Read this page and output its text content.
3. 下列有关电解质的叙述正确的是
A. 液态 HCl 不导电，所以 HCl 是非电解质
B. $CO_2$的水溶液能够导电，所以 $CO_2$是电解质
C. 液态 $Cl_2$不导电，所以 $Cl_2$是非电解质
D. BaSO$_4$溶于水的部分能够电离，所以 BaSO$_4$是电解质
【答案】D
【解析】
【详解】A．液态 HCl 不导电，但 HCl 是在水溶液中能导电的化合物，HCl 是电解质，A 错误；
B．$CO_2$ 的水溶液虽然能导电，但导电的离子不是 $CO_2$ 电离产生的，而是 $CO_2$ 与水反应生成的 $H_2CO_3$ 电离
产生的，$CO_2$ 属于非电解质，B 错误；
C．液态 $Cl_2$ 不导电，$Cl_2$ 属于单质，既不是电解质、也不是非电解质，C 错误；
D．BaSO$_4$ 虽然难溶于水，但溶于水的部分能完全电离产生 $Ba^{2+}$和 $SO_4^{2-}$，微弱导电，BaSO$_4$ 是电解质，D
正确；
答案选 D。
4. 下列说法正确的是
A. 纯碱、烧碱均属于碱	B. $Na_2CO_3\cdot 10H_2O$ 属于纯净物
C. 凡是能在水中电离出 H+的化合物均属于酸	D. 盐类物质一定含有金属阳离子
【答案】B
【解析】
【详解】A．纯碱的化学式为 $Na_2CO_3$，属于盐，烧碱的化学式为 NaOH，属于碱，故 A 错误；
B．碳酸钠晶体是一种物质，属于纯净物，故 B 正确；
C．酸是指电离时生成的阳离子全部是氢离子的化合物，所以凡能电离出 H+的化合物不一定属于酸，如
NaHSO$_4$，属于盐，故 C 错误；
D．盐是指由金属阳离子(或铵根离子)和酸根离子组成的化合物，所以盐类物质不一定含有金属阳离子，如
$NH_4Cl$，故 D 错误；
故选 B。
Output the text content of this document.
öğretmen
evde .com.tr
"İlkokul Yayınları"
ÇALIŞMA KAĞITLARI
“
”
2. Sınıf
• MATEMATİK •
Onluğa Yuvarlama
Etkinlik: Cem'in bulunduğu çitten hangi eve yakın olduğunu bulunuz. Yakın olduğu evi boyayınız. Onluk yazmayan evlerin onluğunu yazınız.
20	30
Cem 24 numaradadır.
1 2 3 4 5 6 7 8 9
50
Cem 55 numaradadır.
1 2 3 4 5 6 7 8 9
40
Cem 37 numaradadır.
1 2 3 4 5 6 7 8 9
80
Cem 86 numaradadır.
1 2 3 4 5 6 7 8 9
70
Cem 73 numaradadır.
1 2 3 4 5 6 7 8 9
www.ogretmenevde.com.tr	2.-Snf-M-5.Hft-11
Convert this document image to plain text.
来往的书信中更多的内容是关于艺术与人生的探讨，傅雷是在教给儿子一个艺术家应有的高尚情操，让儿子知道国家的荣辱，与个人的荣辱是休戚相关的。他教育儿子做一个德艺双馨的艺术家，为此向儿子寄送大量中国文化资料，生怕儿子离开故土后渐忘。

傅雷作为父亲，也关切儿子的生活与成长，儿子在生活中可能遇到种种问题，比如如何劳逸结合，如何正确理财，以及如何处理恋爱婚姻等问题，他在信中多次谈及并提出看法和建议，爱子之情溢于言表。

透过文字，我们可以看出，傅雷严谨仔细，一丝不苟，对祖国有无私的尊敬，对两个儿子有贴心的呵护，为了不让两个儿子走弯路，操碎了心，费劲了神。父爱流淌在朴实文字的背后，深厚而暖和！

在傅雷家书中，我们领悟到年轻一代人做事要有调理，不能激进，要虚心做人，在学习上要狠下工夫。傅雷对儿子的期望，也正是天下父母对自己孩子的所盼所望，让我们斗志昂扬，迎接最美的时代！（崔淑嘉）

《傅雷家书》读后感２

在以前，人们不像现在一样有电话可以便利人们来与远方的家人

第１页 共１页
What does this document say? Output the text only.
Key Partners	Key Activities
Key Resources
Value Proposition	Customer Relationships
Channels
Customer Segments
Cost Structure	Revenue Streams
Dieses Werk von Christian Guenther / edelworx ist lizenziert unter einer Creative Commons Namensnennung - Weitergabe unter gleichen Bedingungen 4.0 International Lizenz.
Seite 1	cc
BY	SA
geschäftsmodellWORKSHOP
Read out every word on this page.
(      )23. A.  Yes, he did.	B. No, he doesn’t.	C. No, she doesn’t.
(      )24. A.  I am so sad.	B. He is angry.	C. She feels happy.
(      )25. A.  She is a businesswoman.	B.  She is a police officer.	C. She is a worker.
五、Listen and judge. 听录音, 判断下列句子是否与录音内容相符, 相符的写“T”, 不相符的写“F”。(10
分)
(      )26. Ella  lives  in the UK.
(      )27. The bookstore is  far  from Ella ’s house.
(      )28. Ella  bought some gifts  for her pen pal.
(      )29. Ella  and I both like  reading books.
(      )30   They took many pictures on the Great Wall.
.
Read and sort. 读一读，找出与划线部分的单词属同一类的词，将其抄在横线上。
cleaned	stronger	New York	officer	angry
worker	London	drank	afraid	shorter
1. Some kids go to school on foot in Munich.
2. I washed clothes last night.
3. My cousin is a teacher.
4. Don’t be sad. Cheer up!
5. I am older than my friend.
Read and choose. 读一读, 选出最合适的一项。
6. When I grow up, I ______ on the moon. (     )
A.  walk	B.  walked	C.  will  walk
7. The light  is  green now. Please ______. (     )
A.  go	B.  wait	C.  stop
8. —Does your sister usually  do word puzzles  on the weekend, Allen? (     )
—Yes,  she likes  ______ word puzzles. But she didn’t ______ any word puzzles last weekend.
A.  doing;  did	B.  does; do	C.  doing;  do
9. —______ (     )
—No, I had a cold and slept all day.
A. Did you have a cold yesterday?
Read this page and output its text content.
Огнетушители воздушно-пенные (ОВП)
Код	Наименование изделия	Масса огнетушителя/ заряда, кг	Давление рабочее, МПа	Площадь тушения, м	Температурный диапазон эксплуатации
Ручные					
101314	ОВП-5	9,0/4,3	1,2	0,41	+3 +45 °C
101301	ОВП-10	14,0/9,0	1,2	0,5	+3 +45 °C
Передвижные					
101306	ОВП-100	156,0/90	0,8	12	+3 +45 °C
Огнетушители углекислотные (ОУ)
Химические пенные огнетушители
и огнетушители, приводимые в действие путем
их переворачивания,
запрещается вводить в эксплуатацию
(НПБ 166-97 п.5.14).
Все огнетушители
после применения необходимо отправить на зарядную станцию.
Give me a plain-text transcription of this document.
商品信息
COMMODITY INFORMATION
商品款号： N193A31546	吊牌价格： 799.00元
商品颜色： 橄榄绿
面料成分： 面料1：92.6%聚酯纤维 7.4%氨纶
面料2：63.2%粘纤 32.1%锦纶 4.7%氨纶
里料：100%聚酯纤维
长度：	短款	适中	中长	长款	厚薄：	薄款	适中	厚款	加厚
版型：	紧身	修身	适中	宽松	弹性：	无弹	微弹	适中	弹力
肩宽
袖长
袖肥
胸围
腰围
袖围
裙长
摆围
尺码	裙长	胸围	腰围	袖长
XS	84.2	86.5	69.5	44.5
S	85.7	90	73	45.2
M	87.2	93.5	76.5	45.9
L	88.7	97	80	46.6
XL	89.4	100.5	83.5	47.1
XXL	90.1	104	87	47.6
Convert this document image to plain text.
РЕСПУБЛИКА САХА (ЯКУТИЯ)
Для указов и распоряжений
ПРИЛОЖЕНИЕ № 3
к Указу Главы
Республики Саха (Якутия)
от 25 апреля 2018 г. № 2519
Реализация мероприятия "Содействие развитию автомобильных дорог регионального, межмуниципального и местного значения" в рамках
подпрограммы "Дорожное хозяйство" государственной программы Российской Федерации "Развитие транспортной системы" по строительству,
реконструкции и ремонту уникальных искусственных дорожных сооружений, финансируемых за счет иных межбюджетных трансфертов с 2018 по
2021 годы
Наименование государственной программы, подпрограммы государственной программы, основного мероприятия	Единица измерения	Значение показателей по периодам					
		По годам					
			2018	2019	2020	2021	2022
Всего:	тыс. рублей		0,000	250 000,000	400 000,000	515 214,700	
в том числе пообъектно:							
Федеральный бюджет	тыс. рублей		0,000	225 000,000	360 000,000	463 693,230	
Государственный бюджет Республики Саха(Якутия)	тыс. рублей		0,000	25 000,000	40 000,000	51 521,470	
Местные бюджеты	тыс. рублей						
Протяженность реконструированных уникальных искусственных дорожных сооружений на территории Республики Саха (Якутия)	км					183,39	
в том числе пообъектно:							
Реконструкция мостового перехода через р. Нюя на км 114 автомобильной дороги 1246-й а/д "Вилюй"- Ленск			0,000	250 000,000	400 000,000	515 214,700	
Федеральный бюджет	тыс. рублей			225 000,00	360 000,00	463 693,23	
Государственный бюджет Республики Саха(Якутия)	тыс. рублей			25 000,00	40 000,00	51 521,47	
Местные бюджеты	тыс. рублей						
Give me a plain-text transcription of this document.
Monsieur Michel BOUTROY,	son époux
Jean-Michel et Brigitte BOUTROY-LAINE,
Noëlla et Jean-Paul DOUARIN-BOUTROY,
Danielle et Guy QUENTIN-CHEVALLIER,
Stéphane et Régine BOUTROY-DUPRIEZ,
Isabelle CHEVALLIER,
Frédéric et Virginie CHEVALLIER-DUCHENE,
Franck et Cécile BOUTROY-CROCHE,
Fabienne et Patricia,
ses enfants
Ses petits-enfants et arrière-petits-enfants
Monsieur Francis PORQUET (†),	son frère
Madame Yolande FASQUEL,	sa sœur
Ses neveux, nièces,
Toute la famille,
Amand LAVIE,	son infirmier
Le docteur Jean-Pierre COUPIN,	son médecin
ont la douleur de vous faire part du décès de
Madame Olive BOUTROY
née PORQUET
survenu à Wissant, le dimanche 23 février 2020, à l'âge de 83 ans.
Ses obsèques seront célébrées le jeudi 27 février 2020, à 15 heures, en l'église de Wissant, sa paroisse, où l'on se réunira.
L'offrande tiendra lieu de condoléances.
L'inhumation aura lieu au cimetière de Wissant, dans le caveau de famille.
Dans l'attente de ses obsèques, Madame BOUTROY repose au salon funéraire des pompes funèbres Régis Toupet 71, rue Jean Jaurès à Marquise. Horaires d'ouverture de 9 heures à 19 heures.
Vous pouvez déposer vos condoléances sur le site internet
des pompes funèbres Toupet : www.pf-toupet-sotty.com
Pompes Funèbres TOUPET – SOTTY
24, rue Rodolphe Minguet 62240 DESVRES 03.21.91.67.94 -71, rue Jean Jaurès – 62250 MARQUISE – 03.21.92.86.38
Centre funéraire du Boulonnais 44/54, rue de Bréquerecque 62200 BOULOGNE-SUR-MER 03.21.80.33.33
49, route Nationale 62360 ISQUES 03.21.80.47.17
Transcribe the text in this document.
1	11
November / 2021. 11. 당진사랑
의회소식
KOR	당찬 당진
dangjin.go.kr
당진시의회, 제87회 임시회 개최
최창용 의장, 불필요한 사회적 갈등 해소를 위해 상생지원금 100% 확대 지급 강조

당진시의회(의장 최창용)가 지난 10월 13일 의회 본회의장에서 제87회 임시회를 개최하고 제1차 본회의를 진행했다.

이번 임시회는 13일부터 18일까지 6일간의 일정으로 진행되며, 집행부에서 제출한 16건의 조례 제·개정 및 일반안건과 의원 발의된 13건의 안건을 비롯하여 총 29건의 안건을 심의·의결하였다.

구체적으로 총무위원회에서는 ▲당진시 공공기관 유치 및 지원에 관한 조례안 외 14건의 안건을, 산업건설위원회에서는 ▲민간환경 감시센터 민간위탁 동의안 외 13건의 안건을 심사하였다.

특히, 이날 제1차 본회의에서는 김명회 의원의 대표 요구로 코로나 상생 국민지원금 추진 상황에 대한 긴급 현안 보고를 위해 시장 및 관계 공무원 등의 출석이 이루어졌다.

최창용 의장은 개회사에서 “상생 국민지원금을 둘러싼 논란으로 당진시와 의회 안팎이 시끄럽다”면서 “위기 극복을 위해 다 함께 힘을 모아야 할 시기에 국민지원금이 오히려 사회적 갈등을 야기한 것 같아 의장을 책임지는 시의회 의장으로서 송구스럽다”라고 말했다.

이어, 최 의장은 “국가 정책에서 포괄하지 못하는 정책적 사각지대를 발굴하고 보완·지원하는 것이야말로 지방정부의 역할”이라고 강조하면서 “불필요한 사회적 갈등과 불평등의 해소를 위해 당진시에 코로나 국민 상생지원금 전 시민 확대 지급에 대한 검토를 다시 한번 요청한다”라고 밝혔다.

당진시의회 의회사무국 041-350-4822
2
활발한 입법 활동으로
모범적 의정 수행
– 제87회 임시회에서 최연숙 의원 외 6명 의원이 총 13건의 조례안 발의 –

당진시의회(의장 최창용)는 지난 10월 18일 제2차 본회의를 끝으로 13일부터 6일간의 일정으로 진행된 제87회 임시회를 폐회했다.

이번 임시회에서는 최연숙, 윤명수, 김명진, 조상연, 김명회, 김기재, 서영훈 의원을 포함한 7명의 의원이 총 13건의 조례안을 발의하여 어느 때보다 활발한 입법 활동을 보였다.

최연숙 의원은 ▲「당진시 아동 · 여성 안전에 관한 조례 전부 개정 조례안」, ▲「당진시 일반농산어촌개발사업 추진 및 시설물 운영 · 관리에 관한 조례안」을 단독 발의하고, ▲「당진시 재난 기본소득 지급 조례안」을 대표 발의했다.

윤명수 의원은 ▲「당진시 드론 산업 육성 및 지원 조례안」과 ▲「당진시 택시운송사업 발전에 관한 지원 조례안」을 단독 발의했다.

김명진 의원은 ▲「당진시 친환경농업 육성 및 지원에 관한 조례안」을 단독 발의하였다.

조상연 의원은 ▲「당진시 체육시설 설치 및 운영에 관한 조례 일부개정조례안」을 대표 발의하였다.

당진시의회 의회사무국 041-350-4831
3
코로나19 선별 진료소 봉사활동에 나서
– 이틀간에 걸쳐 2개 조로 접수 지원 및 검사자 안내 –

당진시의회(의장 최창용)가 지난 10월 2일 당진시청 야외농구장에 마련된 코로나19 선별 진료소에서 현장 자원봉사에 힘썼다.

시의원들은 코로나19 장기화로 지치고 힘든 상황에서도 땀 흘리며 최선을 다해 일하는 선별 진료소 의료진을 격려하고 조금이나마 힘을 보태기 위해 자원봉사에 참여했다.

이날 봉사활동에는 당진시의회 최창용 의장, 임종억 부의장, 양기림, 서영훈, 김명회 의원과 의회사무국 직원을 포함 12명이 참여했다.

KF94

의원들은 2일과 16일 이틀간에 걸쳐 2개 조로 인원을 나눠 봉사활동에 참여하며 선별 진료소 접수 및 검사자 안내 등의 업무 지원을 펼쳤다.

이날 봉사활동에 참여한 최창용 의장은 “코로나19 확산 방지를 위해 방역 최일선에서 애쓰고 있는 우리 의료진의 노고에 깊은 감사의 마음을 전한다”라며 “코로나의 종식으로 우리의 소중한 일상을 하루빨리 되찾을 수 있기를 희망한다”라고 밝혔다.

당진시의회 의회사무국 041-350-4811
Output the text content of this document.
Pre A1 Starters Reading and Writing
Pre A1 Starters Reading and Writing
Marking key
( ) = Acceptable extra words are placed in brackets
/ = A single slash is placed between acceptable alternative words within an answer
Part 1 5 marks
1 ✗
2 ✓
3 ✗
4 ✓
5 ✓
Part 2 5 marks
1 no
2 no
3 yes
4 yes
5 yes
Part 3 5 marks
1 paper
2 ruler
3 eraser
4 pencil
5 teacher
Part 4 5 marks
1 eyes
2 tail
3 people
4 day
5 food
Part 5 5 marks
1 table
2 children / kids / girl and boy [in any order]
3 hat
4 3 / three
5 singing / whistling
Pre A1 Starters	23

* * *

Filter the records down to the lines that contain the string "Monsieur", and copy those lines.

Completed exercise:
Monsieur Michel BOUTROY,	son époux
Monsieur Francis PORQUET (†),	son frère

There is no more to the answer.